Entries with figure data
(begin)

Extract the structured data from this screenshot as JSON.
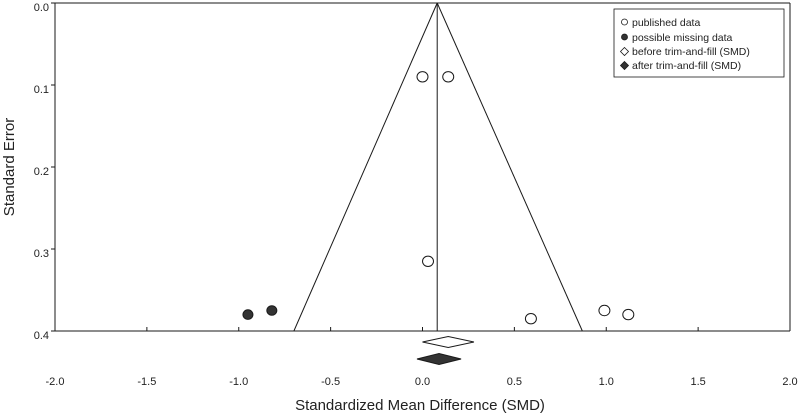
{
  "chart_data": {
    "type": "scatter",
    "subtype": "funnel-plot",
    "xlabel": "Standardized Mean Difference (SMD)",
    "ylabel": "Standard Error",
    "xlim": [
      -2.0,
      2.0
    ],
    "ylim": [
      0.0,
      0.4
    ],
    "y_reversed": true,
    "x_ticks": [
      -2.0,
      -1.5,
      -1.0,
      -0.5,
      0.0,
      0.5,
      1.0,
      1.5,
      2.0
    ],
    "x_tick_labels": [
      "-2.0",
      "-1.5",
      "-1.0",
      "-0.5",
      "0.0",
      "0.5",
      "1.0",
      "1.5",
      "2.0"
    ],
    "y_ticks": [
      0.0,
      0.1,
      0.2,
      0.3,
      0.4
    ],
    "y_tick_labels": [
      "0.0",
      "0.1",
      "0.2",
      "0.3",
      "0.4"
    ],
    "grid": false,
    "legend_position": "top-right",
    "legend": [
      {
        "key": "published",
        "label": "published data",
        "marker": "open-circle"
      },
      {
        "key": "missing",
        "label": "possible missing data",
        "marker": "filled-circle"
      },
      {
        "key": "before",
        "label": "before trim-and-fill (SMD)",
        "marker": "open-diamond"
      },
      {
        "key": "after",
        "label": "after trim-and-fill (SMD)",
        "marker": "filled-diamond"
      }
    ],
    "pooled_estimate": 0.08,
    "funnel_apex_se": 0.0,
    "funnel_base": {
      "se": 0.4,
      "x_left": -0.7,
      "x_right": 0.87
    },
    "series": [
      {
        "name": "published data",
        "points": [
          {
            "x": 0.0,
            "y": 0.09
          },
          {
            "x": 0.14,
            "y": 0.09
          },
          {
            "x": 0.03,
            "y": 0.315
          },
          {
            "x": 0.59,
            "y": 0.385
          },
          {
            "x": 0.99,
            "y": 0.375
          },
          {
            "x": 1.12,
            "y": 0.38
          }
        ]
      },
      {
        "name": "possible missing data",
        "points": [
          {
            "x": -0.95,
            "y": 0.38
          },
          {
            "x": -0.82,
            "y": 0.375
          }
        ]
      }
    ],
    "summary_estimates": [
      {
        "name": "before trim-and-fill (SMD)",
        "x": 0.14,
        "halfwidth": 0.14,
        "row": 1
      },
      {
        "name": "after trim-and-fill (SMD)",
        "x": 0.09,
        "halfwidth": 0.12,
        "row": 2
      }
    ],
    "colors": {
      "stroke": "#1a1a1a",
      "fill_dark": "#333333",
      "background": "#ffffff"
    }
  }
}
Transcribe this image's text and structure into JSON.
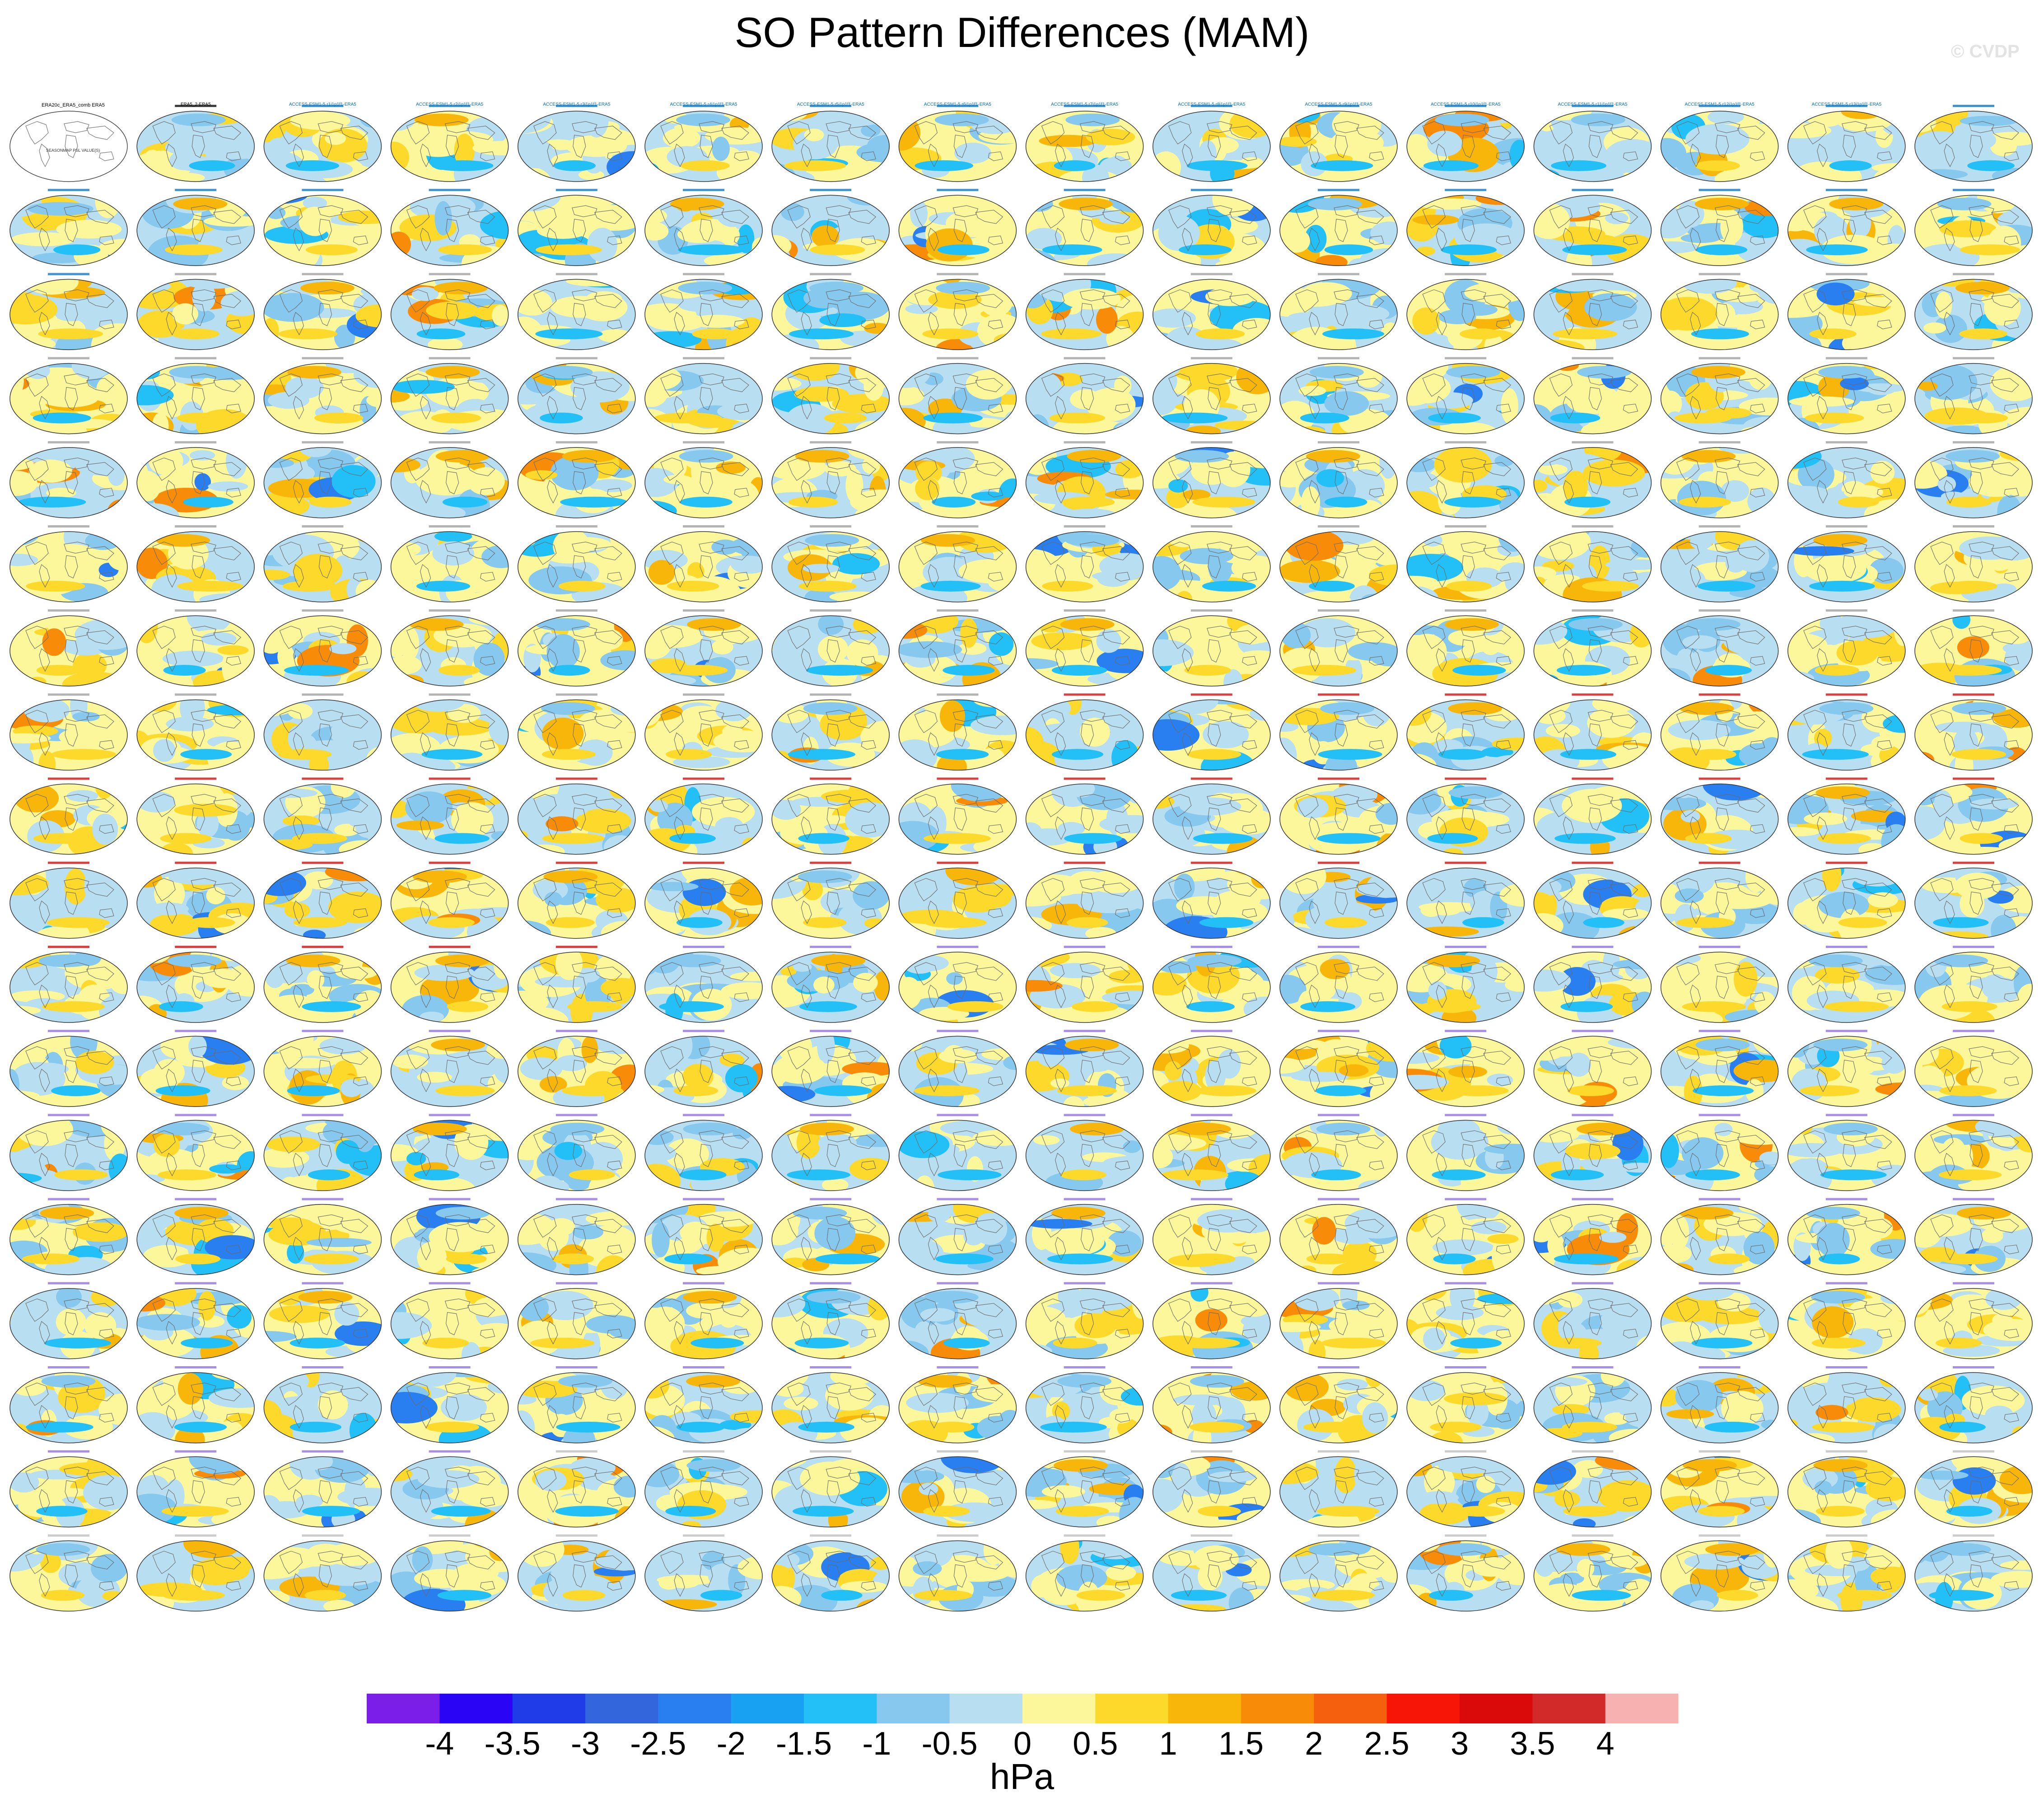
{
  "title": "SO Pattern Differences (MAM)",
  "watermark": "© CVDP",
  "grid": {
    "rows": 18,
    "cols": 16,
    "first_panel": {
      "title": "ERA20c_ERA5_comb ERA5",
      "subtitle": "SEASONMAP PSL VALUE(S)"
    }
  },
  "panels": [
    {
      "name": "ERA5_2-ERA5",
      "group": "reference"
    },
    {
      "name": "ACCESS-ESM1-5 r1i1p1f1-ERA5",
      "group": "ACCESS"
    },
    {
      "name": "ACCESS-ESM1-5 r2i1p1f1-ERA5",
      "group": "ACCESS"
    },
    {
      "name": "ACCESS-ESM1-5 r3i1p1f1-ERA5",
      "group": "ACCESS"
    },
    {
      "name": "ACCESS-ESM1-5 r4i1p1f1-ERA5",
      "group": "ACCESS"
    },
    {
      "name": "ACCESS-ESM1-5 r5i1p1f1-ERA5",
      "group": "ACCESS"
    },
    {
      "name": "ACCESS-ESM1-5 r6i1p1f1-ERA5",
      "group": "ACCESS"
    },
    {
      "name": "ACCESS-ESM1-5 r7i1p1f1-ERA5",
      "group": "ACCESS"
    },
    {
      "name": "ACCESS-ESM1-5 r8i1p1f1-ERA5",
      "group": "ACCESS"
    },
    {
      "name": "ACCESS-ESM1-5 r9i1p1f1-ERA5",
      "group": "ACCESS"
    },
    {
      "name": "ACCESS-ESM1-5 r10i1p1f1-ERA5",
      "group": "ACCESS"
    },
    {
      "name": "ACCESS-ESM1-5 r11i1p1f1-ERA5",
      "group": "ACCESS"
    },
    {
      "name": "ACCESS-ESM1-5 r12i1p1f1-ERA5",
      "group": "ACCESS"
    },
    {
      "name": "ACCESS-ESM1-5 r13i1p1f1-ERA5",
      "group": "ACCESS"
    }
  ],
  "colorbar": {
    "units": "hPa",
    "ticks": [
      "-4",
      "-3.5",
      "-3",
      "-2.5",
      "-2",
      "-1.5",
      "-1",
      "-0.5",
      "0",
      "0.5",
      "1",
      "1.5",
      "2",
      "2.5",
      "3",
      "3.5",
      "4"
    ],
    "colors": [
      "#7b1fe8",
      "#2a05f5",
      "#1f3ce8",
      "#3366dd",
      "#2a7ff0",
      "#18a0f2",
      "#22c0f7",
      "#86c8ee",
      "#b8def2",
      "#fbf79a",
      "#fcd92a",
      "#f9b60a",
      "#f88c08",
      "#f5600f",
      "#f71508",
      "#db0a0a",
      "#d22a28",
      "#f8b1b1"
    ]
  },
  "panel_label_colors": {
    "ACCESS": "#0070c0",
    "CanESM": "#999999",
    "CESM1": "#cc0000",
    "CESM2": "#8a6ae0",
    "CMIP6": "#bbbbbb",
    "reference": "#000000"
  }
}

(end)

● **What to produce**
In the listing above, find each line with the word "open" and copy it.

● **Solution to this exercise**
        "marker": "open-circle"
        "marker": "open-diamond"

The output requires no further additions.